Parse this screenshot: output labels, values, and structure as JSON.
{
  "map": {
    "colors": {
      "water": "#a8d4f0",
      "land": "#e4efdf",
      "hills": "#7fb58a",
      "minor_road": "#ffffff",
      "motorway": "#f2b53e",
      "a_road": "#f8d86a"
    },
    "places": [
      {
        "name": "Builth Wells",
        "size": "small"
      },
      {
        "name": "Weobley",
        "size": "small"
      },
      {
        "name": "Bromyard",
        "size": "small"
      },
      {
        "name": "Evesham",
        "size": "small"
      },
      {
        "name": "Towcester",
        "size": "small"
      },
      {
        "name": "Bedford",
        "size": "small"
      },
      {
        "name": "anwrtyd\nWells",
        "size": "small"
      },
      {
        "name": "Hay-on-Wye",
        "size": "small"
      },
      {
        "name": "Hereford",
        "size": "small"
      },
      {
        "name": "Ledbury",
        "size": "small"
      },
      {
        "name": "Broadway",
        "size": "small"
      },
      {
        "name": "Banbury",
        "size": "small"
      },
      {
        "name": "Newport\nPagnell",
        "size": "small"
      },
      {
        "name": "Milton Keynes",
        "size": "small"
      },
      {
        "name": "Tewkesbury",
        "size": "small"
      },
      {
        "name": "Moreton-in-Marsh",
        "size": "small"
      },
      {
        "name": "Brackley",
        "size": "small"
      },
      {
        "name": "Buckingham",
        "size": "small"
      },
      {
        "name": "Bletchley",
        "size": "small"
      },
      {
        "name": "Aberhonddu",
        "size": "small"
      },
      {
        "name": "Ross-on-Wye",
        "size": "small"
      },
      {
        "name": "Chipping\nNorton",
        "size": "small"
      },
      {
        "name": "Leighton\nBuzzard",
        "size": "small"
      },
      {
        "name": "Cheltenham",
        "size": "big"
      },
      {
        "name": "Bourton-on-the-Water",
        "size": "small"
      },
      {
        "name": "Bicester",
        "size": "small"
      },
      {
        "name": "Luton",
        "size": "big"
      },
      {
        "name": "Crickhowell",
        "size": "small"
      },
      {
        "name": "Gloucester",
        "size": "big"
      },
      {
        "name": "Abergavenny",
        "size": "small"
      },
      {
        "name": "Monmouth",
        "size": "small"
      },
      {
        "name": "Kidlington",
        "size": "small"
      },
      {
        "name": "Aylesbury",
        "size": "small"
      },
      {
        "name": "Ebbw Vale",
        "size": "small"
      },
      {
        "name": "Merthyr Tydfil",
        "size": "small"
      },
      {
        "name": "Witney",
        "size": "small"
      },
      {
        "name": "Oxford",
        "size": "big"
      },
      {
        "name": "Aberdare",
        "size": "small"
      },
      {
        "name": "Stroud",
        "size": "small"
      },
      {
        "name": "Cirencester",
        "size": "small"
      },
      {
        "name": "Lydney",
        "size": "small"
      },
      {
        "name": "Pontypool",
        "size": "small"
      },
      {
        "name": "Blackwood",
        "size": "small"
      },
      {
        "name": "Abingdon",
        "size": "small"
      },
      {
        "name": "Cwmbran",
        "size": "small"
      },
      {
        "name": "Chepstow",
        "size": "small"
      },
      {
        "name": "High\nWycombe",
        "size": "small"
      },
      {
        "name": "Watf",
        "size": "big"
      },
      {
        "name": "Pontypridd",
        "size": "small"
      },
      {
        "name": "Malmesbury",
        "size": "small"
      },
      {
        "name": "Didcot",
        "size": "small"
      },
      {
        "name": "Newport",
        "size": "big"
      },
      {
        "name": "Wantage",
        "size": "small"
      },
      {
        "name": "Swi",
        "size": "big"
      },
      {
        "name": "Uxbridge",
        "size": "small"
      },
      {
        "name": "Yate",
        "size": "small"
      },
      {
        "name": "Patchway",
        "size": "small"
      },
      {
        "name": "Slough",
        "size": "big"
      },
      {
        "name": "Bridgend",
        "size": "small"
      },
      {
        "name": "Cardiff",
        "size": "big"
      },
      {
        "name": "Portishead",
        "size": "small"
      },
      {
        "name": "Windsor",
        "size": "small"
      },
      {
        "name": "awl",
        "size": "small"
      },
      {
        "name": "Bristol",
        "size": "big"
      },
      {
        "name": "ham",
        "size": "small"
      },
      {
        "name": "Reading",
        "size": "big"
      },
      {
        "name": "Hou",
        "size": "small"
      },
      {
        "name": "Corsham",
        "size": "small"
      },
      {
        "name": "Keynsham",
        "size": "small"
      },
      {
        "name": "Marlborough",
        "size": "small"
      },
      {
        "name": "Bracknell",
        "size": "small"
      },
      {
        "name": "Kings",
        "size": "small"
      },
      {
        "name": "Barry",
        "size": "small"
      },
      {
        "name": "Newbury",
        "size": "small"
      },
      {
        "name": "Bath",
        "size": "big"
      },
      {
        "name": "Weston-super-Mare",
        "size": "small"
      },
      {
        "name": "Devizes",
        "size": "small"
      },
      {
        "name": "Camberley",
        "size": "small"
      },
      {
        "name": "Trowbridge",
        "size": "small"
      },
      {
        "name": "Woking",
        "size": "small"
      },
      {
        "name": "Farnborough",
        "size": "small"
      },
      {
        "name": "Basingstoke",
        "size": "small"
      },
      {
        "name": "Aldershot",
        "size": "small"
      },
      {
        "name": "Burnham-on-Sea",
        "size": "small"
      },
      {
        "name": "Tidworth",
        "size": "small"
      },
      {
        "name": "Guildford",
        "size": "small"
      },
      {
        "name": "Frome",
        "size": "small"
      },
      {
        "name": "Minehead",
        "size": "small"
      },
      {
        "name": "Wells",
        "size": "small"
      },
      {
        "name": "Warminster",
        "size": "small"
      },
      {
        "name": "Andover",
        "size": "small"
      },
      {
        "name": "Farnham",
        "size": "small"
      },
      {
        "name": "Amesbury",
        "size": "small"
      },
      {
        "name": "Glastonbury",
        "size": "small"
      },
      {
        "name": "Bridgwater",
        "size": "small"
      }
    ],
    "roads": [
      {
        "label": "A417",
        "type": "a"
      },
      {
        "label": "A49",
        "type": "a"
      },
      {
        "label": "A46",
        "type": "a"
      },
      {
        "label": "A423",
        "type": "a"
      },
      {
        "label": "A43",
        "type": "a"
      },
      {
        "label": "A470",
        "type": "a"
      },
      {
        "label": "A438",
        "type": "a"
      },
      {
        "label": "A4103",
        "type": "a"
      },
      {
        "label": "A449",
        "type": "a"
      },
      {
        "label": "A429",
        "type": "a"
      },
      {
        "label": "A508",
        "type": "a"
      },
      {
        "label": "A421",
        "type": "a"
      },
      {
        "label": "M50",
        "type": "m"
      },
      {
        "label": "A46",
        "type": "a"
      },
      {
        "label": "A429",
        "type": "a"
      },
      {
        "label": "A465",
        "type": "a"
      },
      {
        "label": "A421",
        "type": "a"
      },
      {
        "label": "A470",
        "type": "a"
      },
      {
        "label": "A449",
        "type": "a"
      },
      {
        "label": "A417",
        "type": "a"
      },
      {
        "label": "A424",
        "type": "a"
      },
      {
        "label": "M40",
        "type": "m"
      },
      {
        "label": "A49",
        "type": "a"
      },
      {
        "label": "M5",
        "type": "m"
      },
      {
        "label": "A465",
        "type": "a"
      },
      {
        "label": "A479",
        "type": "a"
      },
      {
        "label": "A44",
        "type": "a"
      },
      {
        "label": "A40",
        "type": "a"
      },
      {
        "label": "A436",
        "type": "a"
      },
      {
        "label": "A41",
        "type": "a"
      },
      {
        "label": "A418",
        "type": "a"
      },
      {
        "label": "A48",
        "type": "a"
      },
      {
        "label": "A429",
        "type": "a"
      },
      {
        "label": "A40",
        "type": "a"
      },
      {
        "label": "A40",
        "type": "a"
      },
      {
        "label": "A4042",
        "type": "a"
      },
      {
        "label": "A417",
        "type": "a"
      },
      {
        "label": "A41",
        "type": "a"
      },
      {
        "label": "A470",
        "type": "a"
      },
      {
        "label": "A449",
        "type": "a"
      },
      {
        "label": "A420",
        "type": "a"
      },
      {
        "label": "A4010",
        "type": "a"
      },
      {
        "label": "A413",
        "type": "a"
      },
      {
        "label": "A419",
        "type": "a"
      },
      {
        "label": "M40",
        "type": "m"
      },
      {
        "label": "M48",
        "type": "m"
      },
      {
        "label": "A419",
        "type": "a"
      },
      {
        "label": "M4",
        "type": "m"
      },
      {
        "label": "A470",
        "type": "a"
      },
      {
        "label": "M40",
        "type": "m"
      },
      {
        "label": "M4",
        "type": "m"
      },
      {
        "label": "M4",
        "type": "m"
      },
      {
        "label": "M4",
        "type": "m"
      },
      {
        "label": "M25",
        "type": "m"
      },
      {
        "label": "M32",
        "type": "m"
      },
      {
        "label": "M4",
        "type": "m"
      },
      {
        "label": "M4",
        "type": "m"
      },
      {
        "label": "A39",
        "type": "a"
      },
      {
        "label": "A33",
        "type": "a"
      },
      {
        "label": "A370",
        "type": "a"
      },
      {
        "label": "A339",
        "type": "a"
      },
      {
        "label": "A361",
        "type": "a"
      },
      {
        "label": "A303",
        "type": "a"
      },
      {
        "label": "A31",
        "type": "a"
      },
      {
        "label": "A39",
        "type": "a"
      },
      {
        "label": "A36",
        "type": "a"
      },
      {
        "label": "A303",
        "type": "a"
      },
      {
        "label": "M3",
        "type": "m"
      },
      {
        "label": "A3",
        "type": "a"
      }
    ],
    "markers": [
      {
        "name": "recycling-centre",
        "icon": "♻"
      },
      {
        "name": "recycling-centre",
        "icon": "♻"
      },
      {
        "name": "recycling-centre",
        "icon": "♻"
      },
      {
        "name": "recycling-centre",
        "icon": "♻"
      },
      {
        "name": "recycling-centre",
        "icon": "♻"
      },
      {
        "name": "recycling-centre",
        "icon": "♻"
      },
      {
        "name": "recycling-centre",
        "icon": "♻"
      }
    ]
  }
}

**What to produce:**
Extract every line containing the string "Newport" from the material.

**Solution for this exercise:**
        "name": "Newport\nPagnell",
        "name": "Newport",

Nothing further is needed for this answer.